▸ **What to do**:
Scan the entries below and count the lines holding the string "Adobe". Supply only the number.
=-=-=
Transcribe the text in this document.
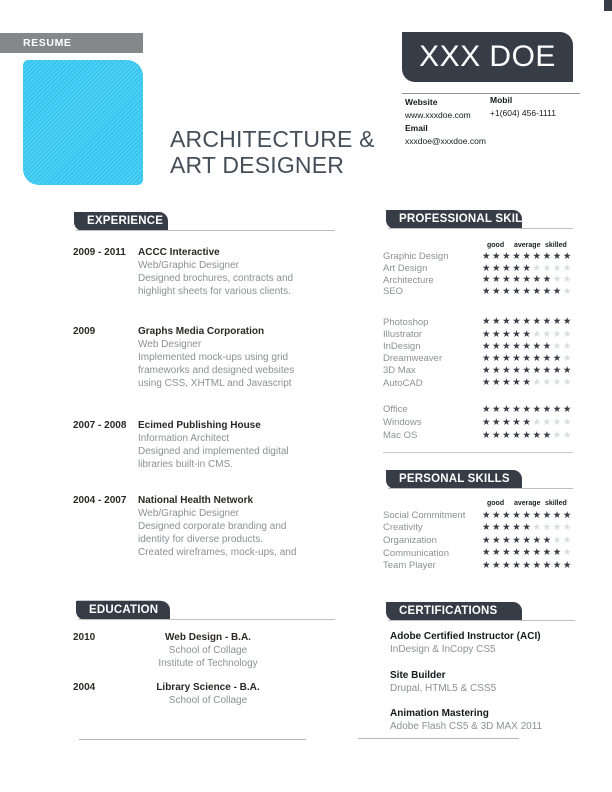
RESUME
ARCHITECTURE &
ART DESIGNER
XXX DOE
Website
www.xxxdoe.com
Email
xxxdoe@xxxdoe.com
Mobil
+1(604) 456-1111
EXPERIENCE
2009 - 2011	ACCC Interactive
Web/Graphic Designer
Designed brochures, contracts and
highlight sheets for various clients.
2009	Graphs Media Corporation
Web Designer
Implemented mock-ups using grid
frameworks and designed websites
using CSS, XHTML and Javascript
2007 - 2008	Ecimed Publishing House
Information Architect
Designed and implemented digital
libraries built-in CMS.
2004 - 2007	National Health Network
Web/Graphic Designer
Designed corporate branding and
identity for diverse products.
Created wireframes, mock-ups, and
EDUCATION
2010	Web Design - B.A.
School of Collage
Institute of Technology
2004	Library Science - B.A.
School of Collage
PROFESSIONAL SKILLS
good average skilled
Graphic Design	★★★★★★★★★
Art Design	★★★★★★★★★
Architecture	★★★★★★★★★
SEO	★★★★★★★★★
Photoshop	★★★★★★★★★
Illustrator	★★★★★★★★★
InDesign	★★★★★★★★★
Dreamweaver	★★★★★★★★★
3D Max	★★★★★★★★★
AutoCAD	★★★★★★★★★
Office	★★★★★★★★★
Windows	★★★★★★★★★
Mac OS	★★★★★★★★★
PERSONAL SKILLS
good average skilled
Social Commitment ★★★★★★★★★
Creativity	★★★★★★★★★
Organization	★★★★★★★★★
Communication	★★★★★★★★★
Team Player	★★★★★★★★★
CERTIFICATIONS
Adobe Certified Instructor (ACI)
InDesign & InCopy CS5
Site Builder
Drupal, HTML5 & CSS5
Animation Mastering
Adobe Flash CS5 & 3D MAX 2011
=-=-=
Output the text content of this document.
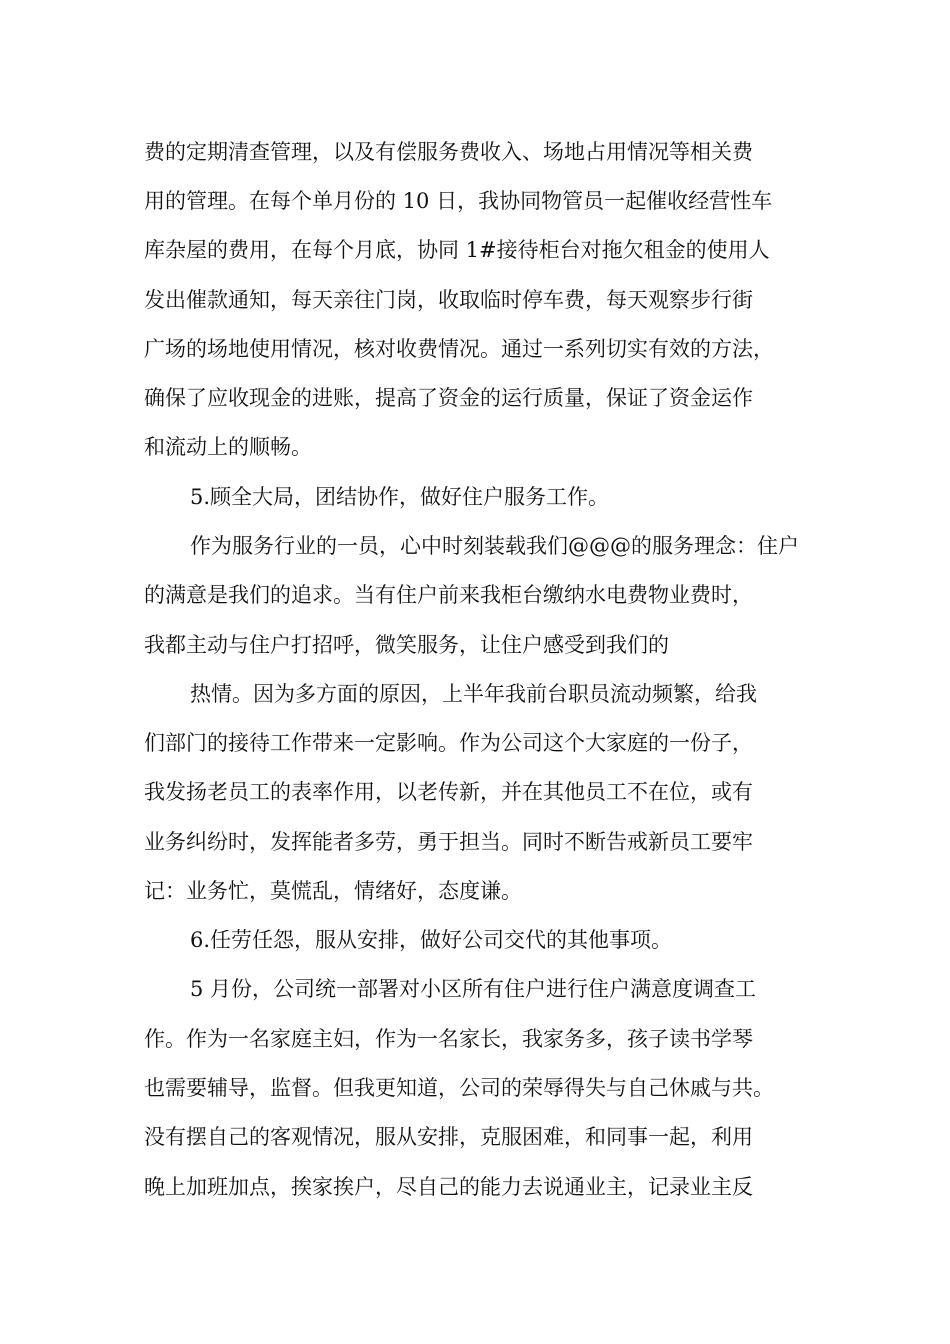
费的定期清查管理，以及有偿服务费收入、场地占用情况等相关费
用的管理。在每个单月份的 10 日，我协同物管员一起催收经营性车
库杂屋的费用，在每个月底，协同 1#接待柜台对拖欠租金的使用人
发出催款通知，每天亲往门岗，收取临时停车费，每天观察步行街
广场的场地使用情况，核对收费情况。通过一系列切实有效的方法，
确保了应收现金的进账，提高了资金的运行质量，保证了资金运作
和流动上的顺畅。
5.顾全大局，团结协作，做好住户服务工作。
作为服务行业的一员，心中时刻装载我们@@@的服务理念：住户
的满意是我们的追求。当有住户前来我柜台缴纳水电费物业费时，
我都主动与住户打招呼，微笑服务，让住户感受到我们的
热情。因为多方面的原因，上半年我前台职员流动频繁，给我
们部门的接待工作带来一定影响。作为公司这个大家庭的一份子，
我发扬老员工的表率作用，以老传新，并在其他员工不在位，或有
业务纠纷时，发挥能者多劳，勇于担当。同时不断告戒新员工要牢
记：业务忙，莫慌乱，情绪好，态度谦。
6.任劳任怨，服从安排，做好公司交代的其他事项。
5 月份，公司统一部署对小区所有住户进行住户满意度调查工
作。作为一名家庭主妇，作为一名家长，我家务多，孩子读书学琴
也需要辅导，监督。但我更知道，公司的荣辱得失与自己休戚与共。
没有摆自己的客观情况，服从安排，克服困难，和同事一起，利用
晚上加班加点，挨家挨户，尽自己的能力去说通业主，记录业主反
=-=-=
▸ **Reply to the exercise**:
2